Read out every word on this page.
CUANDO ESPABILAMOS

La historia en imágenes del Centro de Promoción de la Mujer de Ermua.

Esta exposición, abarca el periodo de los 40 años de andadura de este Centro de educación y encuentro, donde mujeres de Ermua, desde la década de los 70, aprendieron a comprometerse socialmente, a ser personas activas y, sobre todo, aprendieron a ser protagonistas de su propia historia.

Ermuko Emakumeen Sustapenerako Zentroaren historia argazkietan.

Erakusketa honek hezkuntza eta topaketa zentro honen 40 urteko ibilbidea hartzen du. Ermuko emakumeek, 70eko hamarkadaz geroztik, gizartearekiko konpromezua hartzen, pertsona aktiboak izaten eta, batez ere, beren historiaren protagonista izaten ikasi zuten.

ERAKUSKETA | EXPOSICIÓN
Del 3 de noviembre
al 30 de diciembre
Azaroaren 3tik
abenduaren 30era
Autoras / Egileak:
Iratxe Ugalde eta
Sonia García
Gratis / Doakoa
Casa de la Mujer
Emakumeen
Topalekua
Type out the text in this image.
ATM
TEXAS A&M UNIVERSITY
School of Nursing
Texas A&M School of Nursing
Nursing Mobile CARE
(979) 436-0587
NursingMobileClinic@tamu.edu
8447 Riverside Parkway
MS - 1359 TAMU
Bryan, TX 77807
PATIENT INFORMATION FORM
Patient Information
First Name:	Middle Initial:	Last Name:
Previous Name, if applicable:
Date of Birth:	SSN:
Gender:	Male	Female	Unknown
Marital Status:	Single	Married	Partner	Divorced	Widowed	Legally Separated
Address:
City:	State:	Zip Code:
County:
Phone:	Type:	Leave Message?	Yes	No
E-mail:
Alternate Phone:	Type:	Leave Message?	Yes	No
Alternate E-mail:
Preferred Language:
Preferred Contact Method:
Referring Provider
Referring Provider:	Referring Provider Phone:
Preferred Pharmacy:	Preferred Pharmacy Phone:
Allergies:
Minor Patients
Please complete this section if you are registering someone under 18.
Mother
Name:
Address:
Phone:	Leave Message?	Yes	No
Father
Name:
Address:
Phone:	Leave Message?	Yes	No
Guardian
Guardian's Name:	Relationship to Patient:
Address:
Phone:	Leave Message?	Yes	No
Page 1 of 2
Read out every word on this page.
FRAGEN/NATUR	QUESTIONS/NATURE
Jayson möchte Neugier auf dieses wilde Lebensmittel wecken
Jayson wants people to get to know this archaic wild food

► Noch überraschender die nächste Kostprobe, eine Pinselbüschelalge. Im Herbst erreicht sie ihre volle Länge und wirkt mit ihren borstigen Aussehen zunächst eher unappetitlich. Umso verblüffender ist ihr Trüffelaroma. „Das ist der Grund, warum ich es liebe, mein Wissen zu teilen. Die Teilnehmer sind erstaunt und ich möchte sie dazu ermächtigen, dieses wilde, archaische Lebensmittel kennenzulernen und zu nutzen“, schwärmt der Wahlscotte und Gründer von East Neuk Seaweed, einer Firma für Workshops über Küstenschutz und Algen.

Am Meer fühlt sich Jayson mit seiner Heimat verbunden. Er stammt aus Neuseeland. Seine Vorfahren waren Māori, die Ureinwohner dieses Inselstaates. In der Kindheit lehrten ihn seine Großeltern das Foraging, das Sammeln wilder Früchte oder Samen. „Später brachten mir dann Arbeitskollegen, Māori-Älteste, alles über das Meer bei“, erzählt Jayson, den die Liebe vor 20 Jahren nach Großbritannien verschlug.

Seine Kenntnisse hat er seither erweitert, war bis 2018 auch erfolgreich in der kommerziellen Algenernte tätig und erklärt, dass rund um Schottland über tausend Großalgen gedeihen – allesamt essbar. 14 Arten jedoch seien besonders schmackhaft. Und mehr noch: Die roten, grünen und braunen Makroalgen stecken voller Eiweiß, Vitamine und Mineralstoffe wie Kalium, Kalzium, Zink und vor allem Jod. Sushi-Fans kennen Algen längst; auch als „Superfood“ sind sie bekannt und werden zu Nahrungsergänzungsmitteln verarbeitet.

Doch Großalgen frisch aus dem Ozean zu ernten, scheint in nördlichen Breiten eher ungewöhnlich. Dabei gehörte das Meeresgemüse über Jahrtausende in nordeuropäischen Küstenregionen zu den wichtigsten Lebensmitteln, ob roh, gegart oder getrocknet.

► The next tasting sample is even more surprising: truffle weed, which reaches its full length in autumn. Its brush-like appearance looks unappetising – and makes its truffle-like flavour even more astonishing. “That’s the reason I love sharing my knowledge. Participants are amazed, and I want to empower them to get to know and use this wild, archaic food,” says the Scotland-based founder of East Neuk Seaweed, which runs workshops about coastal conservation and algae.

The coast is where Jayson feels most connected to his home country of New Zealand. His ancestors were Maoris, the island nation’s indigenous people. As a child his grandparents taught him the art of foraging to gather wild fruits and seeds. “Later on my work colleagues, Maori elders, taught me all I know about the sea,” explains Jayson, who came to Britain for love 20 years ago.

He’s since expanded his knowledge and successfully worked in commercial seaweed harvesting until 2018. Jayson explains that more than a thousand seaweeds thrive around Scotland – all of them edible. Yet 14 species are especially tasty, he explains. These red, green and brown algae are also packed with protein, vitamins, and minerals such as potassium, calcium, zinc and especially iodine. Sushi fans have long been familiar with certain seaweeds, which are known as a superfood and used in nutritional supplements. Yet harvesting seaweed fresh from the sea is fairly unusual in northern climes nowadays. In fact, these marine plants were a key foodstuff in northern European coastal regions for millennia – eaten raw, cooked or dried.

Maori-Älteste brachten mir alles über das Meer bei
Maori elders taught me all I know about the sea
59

#### [Your goal]
Determine the number of lines in the listing that hold the word "Seine". Nothing but that number is wanted.

#### [Solution below]
2